**Dataset records:**
____

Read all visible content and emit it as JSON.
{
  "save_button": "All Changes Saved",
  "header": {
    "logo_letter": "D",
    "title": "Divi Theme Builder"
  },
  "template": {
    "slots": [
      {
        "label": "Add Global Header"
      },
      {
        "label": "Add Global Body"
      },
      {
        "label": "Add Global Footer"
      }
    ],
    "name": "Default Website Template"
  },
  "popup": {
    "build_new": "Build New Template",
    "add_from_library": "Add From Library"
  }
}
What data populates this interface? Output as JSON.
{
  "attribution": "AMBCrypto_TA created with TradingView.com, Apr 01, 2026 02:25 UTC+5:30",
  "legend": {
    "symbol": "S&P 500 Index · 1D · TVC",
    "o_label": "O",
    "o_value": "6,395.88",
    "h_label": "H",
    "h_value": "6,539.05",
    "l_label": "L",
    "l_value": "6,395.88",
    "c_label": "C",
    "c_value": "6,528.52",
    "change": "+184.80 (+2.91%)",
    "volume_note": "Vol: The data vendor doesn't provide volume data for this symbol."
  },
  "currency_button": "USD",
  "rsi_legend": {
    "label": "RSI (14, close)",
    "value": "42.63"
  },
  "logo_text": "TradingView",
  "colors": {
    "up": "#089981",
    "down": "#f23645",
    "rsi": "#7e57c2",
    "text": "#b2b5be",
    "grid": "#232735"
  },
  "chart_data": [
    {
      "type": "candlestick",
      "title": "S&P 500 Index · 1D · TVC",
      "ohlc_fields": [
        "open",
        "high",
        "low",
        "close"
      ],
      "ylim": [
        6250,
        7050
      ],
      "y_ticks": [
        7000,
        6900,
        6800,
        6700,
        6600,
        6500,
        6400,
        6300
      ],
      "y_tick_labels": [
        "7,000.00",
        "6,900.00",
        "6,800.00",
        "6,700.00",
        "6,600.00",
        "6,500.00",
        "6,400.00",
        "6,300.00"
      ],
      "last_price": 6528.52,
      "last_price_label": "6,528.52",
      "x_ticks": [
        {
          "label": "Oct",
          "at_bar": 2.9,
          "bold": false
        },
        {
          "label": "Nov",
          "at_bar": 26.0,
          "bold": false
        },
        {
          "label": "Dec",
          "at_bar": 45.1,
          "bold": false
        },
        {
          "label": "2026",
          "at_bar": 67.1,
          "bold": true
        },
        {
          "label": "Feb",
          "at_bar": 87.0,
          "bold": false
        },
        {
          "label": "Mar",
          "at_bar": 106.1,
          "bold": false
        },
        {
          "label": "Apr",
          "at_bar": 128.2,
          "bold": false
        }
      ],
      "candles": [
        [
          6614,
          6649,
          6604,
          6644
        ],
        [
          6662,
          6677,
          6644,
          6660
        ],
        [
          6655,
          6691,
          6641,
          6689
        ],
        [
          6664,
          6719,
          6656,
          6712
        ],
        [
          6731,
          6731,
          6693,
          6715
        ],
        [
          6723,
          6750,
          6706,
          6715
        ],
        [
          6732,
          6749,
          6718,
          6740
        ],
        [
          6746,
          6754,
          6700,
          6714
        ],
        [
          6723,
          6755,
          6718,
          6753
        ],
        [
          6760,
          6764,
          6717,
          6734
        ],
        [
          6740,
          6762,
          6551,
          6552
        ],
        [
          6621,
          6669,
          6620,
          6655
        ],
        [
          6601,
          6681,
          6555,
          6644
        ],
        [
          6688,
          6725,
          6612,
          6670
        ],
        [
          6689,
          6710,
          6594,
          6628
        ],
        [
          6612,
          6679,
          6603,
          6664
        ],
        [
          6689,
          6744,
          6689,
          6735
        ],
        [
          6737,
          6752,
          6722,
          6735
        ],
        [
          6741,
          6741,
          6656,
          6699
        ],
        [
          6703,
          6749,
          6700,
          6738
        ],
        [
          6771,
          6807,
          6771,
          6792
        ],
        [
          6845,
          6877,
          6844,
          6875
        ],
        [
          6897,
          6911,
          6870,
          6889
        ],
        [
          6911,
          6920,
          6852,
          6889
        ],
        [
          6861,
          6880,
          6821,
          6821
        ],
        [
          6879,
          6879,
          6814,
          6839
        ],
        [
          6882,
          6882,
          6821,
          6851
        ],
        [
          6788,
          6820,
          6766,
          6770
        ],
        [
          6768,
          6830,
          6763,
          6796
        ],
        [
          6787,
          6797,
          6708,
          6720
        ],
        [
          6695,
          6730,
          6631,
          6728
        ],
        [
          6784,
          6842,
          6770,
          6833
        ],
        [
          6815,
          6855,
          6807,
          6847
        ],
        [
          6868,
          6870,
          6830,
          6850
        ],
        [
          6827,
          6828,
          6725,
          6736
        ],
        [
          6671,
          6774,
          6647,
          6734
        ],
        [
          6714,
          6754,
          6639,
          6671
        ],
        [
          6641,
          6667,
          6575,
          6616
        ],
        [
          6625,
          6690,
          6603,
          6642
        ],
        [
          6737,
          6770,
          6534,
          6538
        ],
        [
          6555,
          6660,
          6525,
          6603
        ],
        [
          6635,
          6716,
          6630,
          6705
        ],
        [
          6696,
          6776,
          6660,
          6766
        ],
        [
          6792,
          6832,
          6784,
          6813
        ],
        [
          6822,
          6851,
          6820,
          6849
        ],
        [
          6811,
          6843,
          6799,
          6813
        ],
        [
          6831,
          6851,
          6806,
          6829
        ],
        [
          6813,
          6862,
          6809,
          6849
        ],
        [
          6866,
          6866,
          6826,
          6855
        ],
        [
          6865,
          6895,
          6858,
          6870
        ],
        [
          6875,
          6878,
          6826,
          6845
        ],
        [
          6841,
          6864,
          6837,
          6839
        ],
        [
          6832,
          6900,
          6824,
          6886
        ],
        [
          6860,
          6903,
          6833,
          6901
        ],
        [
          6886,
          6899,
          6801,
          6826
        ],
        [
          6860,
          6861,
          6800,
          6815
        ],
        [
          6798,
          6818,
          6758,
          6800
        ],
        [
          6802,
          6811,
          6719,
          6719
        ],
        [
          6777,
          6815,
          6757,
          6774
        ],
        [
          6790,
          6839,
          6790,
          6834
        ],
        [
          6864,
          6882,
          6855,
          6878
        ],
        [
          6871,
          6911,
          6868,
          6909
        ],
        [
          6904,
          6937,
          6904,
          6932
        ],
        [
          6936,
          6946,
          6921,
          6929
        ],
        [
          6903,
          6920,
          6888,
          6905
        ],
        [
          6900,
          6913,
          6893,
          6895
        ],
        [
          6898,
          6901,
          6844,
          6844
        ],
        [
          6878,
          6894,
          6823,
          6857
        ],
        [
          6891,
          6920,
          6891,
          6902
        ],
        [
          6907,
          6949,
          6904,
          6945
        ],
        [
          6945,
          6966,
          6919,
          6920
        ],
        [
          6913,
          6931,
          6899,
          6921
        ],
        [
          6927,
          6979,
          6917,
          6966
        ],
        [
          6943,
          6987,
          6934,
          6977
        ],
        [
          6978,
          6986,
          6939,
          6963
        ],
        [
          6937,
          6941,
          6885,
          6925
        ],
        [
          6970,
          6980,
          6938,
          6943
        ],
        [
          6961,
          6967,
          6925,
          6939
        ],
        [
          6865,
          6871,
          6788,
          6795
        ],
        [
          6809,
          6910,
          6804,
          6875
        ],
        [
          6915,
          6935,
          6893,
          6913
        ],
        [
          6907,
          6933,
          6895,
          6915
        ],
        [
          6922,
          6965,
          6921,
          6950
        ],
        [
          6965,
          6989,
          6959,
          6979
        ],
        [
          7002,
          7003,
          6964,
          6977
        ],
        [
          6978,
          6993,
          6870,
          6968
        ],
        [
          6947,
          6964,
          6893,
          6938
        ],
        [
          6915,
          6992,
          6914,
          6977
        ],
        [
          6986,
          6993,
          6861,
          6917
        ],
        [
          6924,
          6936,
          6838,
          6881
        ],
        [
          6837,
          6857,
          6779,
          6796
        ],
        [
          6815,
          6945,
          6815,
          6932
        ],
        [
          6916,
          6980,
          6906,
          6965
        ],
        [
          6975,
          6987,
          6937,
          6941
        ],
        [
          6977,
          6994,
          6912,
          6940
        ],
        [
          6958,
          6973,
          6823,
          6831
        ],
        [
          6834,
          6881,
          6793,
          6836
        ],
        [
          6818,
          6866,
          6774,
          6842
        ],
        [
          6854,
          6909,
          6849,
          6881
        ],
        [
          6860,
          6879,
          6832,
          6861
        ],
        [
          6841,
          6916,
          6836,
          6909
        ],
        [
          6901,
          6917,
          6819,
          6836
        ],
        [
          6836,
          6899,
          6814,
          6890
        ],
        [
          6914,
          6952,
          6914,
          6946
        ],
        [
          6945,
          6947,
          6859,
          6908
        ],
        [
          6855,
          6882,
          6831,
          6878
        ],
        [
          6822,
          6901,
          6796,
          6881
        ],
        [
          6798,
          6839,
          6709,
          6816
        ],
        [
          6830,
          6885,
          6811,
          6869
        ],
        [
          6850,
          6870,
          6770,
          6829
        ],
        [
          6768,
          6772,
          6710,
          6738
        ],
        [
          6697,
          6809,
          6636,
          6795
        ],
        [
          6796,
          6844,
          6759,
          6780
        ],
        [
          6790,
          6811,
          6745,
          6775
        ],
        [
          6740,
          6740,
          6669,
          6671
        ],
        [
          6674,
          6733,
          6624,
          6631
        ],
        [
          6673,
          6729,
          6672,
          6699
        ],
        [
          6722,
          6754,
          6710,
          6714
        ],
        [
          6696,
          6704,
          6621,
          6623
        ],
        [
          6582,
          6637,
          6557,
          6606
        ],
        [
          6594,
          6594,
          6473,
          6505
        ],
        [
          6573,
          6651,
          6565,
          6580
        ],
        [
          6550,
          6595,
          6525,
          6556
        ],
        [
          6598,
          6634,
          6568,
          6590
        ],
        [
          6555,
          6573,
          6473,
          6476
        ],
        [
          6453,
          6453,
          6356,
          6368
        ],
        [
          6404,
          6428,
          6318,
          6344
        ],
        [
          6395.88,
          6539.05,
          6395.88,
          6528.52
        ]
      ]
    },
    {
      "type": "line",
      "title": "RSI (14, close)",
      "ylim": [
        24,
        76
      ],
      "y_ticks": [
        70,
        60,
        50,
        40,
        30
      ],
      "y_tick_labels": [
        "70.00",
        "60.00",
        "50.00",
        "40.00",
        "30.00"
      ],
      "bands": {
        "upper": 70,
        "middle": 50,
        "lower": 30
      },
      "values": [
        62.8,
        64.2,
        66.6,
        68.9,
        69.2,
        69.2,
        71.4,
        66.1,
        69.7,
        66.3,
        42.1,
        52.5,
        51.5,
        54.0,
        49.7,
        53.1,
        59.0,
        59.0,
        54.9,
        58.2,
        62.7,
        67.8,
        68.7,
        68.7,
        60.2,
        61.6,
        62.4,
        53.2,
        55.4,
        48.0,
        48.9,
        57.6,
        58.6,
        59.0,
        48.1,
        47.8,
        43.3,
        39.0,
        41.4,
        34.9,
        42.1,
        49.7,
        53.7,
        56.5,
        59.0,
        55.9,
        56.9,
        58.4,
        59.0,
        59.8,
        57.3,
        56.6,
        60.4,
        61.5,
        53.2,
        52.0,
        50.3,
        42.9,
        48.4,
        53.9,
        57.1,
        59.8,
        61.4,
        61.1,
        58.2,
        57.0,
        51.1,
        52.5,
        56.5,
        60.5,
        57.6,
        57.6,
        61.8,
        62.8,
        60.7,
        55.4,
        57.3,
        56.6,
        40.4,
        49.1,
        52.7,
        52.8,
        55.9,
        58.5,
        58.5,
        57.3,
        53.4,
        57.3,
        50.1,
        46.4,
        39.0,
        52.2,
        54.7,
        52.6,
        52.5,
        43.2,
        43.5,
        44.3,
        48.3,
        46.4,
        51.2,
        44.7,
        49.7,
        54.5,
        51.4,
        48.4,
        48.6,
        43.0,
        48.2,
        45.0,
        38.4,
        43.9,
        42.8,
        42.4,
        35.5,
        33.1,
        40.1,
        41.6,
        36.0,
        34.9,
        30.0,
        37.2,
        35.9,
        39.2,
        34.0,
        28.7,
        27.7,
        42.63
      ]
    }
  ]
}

____

**Problem to work on:**
Find the lines containing "TradingView" and pull them out.

**Correct result:**
  "attribution": "AMBCrypto_TA created with TradingView.com, Apr 01, 2026 02:25 UTC+5:30",
  "logo_text": "TradingView",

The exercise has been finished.